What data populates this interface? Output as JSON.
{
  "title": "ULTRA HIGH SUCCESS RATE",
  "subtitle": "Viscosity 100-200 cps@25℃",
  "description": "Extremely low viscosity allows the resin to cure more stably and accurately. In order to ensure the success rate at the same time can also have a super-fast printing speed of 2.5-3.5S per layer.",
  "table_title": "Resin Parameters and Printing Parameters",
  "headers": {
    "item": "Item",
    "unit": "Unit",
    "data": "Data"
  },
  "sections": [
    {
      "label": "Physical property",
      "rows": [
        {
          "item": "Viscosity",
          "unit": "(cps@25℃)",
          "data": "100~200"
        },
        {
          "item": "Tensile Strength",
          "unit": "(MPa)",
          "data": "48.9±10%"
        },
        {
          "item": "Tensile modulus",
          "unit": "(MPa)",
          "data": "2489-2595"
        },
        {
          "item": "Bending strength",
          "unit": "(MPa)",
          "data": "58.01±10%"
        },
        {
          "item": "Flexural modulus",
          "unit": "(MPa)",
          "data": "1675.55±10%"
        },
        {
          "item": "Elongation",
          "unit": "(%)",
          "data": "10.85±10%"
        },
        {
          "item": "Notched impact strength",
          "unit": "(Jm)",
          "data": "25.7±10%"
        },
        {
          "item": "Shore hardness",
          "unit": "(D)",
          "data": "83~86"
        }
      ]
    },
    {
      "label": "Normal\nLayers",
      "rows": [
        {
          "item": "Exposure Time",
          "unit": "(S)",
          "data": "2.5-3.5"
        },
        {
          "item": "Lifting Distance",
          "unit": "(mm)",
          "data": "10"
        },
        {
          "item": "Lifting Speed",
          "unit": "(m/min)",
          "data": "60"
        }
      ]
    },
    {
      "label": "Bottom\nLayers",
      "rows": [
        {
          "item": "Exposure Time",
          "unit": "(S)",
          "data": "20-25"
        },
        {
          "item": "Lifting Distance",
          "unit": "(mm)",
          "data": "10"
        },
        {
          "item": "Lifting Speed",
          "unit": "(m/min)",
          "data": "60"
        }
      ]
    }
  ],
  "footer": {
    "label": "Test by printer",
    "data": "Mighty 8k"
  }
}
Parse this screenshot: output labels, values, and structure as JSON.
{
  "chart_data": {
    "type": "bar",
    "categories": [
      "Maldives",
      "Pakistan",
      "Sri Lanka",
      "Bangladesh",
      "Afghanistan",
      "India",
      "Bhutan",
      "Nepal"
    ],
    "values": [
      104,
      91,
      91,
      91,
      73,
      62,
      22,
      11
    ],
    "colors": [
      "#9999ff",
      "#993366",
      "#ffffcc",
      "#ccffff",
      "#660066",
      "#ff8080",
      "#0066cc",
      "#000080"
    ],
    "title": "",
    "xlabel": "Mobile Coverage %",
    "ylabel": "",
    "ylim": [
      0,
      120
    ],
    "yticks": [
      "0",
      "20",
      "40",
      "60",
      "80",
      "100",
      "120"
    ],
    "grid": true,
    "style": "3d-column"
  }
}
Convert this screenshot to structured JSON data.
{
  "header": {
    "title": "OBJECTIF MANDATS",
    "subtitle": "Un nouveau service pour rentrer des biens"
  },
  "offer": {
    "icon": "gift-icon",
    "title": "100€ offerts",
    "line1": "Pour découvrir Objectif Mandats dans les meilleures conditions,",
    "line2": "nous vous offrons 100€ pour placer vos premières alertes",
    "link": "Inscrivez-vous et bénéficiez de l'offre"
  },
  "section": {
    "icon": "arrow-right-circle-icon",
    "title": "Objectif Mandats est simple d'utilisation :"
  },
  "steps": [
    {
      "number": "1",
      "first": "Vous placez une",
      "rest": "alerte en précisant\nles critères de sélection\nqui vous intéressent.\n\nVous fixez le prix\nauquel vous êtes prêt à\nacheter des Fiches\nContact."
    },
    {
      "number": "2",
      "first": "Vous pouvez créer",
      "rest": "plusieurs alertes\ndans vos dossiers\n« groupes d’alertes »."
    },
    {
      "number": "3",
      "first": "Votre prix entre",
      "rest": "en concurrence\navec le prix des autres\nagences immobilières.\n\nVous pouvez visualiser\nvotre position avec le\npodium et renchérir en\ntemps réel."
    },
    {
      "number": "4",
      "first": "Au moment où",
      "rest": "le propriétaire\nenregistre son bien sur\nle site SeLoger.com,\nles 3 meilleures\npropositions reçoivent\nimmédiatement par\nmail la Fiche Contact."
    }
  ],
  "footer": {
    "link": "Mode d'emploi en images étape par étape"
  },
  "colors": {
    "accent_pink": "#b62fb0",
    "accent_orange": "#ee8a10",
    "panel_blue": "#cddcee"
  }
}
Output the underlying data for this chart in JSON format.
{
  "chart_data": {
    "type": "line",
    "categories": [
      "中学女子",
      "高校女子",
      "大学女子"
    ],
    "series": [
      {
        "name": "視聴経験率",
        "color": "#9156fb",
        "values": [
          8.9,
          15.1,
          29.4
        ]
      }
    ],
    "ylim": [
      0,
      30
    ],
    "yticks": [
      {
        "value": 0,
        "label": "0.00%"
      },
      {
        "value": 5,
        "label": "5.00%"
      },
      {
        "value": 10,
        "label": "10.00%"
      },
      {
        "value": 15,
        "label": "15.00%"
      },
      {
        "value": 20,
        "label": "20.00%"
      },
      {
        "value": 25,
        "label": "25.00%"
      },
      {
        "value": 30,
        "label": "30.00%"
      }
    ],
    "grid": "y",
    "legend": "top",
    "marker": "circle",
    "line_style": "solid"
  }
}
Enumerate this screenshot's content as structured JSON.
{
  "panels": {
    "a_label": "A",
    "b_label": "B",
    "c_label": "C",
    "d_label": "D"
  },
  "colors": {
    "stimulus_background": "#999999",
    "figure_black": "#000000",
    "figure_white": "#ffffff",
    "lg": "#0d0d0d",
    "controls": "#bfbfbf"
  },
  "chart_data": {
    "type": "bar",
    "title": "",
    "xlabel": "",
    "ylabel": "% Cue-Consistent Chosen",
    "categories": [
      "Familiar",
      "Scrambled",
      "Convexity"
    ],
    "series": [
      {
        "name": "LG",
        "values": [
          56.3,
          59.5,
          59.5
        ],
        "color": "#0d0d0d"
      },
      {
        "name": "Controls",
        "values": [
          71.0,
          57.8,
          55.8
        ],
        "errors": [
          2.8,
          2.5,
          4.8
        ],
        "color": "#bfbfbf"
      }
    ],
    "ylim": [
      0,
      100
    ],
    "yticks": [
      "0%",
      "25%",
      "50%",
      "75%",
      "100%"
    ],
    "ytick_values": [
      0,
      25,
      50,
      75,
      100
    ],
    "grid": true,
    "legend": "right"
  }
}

_WHAT NEEDS TO BE DONE_: Print the material above once more, exactly.

_FINAL ANSWER_:
What data populates this interface? Output as JSON.
{
  "title": "ULTRA HIGH SUCCESS RATE",
  "subtitle": "Viscosity 100-200 cps@25℃",
  "description": "Extremely low viscosity allows the resin to cure more stably and accurately. In order to ensure the success rate at the same time can also have a super-fast printing speed of 2.5-3.5S per layer.",
  "table_title": "Resin Parameters and Printing Parameters",
  "headers": {
    "item": "Item",
    "unit": "Unit",
    "data": "Data"
  },
  "sections": [
    {
      "label": "Physical property",
      "rows": [
        {
          "item": "Viscosity",
          "unit": "(cps@25℃)",
          "data": "100~200"
        },
        {
          "item": "Tensile Strength",
          "unit": "(MPa)",
          "data": "48.9±10%"
        },
        {
          "item": "Tensile modulus",
          "unit": "(MPa)",
          "data": "2489-2595"
        },
        {
          "item": "Bending strength",
          "unit": "(MPa)",
          "data": "58.01±10%"
        },
        {
          "item": "Flexural modulus",
          "unit": "(MPa)",
          "data": "1675.55±10%"
        },
        {
          "item": "Elongation",
          "unit": "(%)",
          "data": "10.85±10%"
        },
        {
          "item": "Notched impact strength",
          "unit": "(Jm)",
          "data": "25.7±10%"
        },
        {
          "item": "Shore hardness",
          "unit": "(D)",
          "data": "83~86"
        }
      ]
    },
    {
      "label": "Normal\nLayers",
      "rows": [
        {
          "item": "Exposure Time",
          "unit": "(S)",
          "data": "2.5-3.5"
        },
        {
          "item": "Lifting Distance",
          "unit": "(mm)",
          "data": "10"
        },
        {
          "item": "Lifting Speed",
          "unit": "(m/min)",
          "data": "60"
        }
      ]
    },
    {
      "label": "Bottom\nLayers",
      "rows": [
        {
          "item": "Exposure Time",
          "unit": "(S)",
          "data": "20-25"
        },
        {
          "item": "Lifting Distance",
          "unit": "(mm)",
          "data": "10"
        },
        {
          "item": "Lifting Speed",
          "unit": "(m/min)",
          "data": "60"
        }
      ]
    }
  ],
  "footer": {
    "label": "Test by printer",
    "data": "Mighty 8k"
  }
}
Parse this screenshot: output labels, values, and structure as JSON.
{
  "chart_data": {
    "type": "bar",
    "categories": [
      "Maldives",
      "Pakistan",
      "Sri Lanka",
      "Bangladesh",
      "Afghanistan",
      "India",
      "Bhutan",
      "Nepal"
    ],
    "values": [
      104,
      91,
      91,
      91,
      73,
      62,
      22,
      11
    ],
    "colors": [
      "#9999ff",
      "#993366",
      "#ffffcc",
      "#ccffff",
      "#660066",
      "#ff8080",
      "#0066cc",
      "#000080"
    ],
    "title": "",
    "xlabel": "Mobile Coverage %",
    "ylabel": "",
    "ylim": [
      0,
      120
    ],
    "yticks": [
      "0",
      "20",
      "40",
      "60",
      "80",
      "100",
      "120"
    ],
    "grid": true,
    "style": "3d-column"
  }
}
Convert this screenshot to structured JSON data.
{
  "header": {
    "title": "OBJECTIF MANDATS",
    "subtitle": "Un nouveau service pour rentrer des biens"
  },
  "offer": {
    "icon": "gift-icon",
    "title": "100€ offerts",
    "line1": "Pour découvrir Objectif Mandats dans les meilleures conditions,",
    "line2": "nous vous offrons 100€ pour placer vos premières alertes",
    "link": "Inscrivez-vous et bénéficiez de l'offre"
  },
  "section": {
    "icon": "arrow-right-circle-icon",
    "title": "Objectif Mandats est simple d'utilisation :"
  },
  "steps": [
    {
      "number": "1",
      "first": "Vous placez une",
      "rest": "alerte en précisant\nles critères de sélection\nqui vous intéressent.\n\nVous fixez le prix\nauquel vous êtes prêt à\nacheter des Fiches\nContact."
    },
    {
      "number": "2",
      "first": "Vous pouvez créer",
      "rest": "plusieurs alertes\ndans vos dossiers\n« groupes d’alertes »."
    },
    {
      "number": "3",
      "first": "Votre prix entre",
      "rest": "en concurrence\navec le prix des autres\nagences immobilières.\n\nVous pouvez visualiser\nvotre position avec le\npodium et renchérir en\ntemps réel."
    },
    {
      "number": "4",
      "first": "Au moment où",
      "rest": "le propriétaire\nenregistre son bien sur\nle site SeLoger.com,\nles 3 meilleures\npropositions reçoivent\nimmédiatement par\nmail la Fiche Contact."
    }
  ],
  "footer": {
    "link": "Mode d'emploi en images étape par étape"
  },
  "colors": {
    "accent_pink": "#b62fb0",
    "accent_orange": "#ee8a10",
    "panel_blue": "#cddcee"
  }
}
Output the underlying data for this chart in JSON format.
{
  "chart_data": {
    "type": "line",
    "categories": [
      "中学女子",
      "高校女子",
      "大学女子"
    ],
    "series": [
      {
        "name": "視聴経験率",
        "color": "#9156fb",
        "values": [
          8.9,
          15.1,
          29.4
        ]
      }
    ],
    "ylim": [
      0,
      30
    ],
    "yticks": [
      {
        "value": 0,
        "label": "0.00%"
      },
      {
        "value": 5,
        "label": "5.00%"
      },
      {
        "value": 10,
        "label": "10.00%"
      },
      {
        "value": 15,
        "label": "15.00%"
      },
      {
        "value": 20,
        "label": "20.00%"
      },
      {
        "value": 25,
        "label": "25.00%"
      },
      {
        "value": 30,
        "label": "30.00%"
      }
    ],
    "grid": "y",
    "legend": "top",
    "marker": "circle",
    "line_style": "solid"
  }
}
Enumerate this screenshot's content as structured JSON.
{
  "panels": {
    "a_label": "A",
    "b_label": "B",
    "c_label": "C",
    "d_label": "D"
  },
  "colors": {
    "stimulus_background": "#999999",
    "figure_black": "#000000",
    "figure_white": "#ffffff",
    "lg": "#0d0d0d",
    "controls": "#bfbfbf"
  },
  "chart_data": {
    "type": "bar",
    "title": "",
    "xlabel": "",
    "ylabel": "% Cue-Consistent Chosen",
    "categories": [
      "Familiar",
      "Scrambled",
      "Convexity"
    ],
    "series": [
      {
        "name": "LG",
        "values": [
          56.3,
          59.5,
          59.5
        ],
        "color": "#0d0d0d"
      },
      {
        "name": "Controls",
        "values": [
          71.0,
          57.8,
          55.8
        ],
        "errors": [
          2.8,
          2.5,
          4.8
        ],
        "color": "#bfbfbf"
      }
    ],
    "ylim": [
      0,
      100
    ],
    "yticks": [
      "0%",
      "25%",
      "50%",
      "75%",
      "100%"
    ],
    "ytick_values": [
      0,
      25,
      50,
      75,
      100
    ],
    "grid": true,
    "legend": "right"
  }
}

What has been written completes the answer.